§ **Stated problem 1**
In the commit page below, how many files does the commit change, and how many lines does it add and delete?
§ **Stated problem 2**
Summarize the commit page below in two sentences.
>> begin Text section
[Performance][B200] silu_mul_quant: pack scales in int32 (#28358)

Signed-off-by: Varun Sundar Rabindranath <vsundarr@redhat.com> Co-authored-by: Varun Sundar Rabindranath <vsundarr@redhat.com>
2025-11-13 13:16:55 -05:00
parent fdfd5075aa
commit fe1cd7704d
7 changed files with 466 additions and 151 deletions
--- a/vllm/model_executor/layers/fused_moe/batched_deep_gemm_moe.py
+++ b/vllm/model_executor/layers/fused_moe/batched_deep_gemm_moe.py
@@ -1,6 +1,7 @@
 # SPDX-License-Identifier: Apache-2.0
 # SPDX-FileCopyrightText: Copyright contributors to the vLLM project

+
 import torch

 import vllm.model_executor.layers.fused_moe.modular_kernel as mk
@@ -13,14 +14,33 @@ from vllm.model_executor.layers.fused_moe.utils import _resize_cache
 from vllm.platforms import current_platform
 from vllm.triton_utils import tl, triton
 from vllm.utils.deep_gemm import (
+    DeepGemmQuantScaleFMT,
    fp8_m_grouped_gemm_nt_masked,
    get_mk_alignment_for_contiguous_layout,
    is_deep_gemm_e8m0_used,
 )
+from vllm.utils.math_utils import cdiv

 logger = init_logger(__name__)


+def scales_shape_stride_dtype(
+    E: int, T: int, G: int, quant_scale_fmt: DeepGemmQuantScaleFMT
+) -> tuple[tuple[int, ...], tuple[int, ...], torch.dtype]:
+    shape = (E, T, G)
+    strides = (T * G, 1, T)
+    if quant_scale_fmt in [
+        DeepGemmQuantScaleFMT.FLOAT32,
+        DeepGemmQuantScaleFMT.FLOAT32_CEIL_UE8M0,
+    ]:
+        return shape, strides, torch.float32
+
+    assert quant_scale_fmt == DeepGemmQuantScaleFMT.UE8M0
+    shape = (E, T, cdiv(G, 4))
+    strides = (T * cdiv(G, 4), 1, T)
>> end Text section
>> begin Raw data
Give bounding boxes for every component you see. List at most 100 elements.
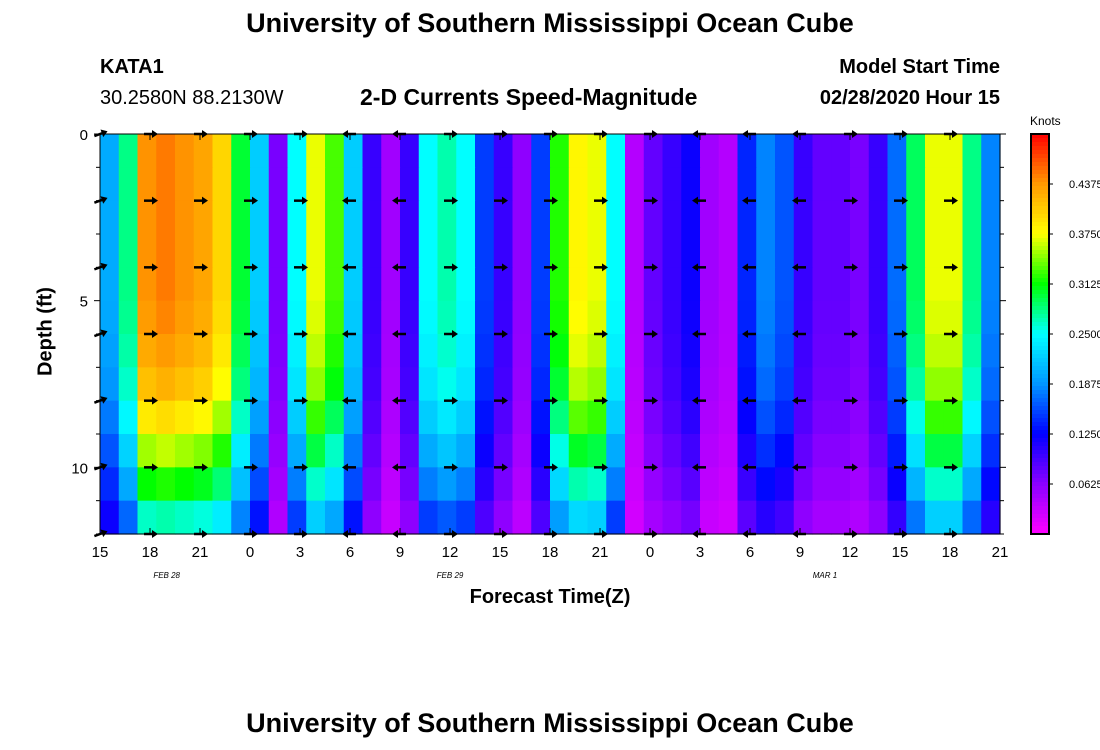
>> end Raw data
§ **Exercise solution 1**
It changes 7 files, with 466 additions and 151 deletions.

§ **Exercise solution 2**
The commit "[Performance][B200] silu_mul_quant: pack scales in int32" changes 7 files, with 466 additions and 151 deletions. In batched_deep_gemm_moe.py it imports DeepGemmQuantScaleFMT and cdiv and adds a function, scales_shape_stride_dtype, that returns float32 for the FLOAT32 and FLOAT32_CEIL_UE8M0 scale formats and, for UE8M0, shrinks the last dimension of the shape to cdiv(G, 4).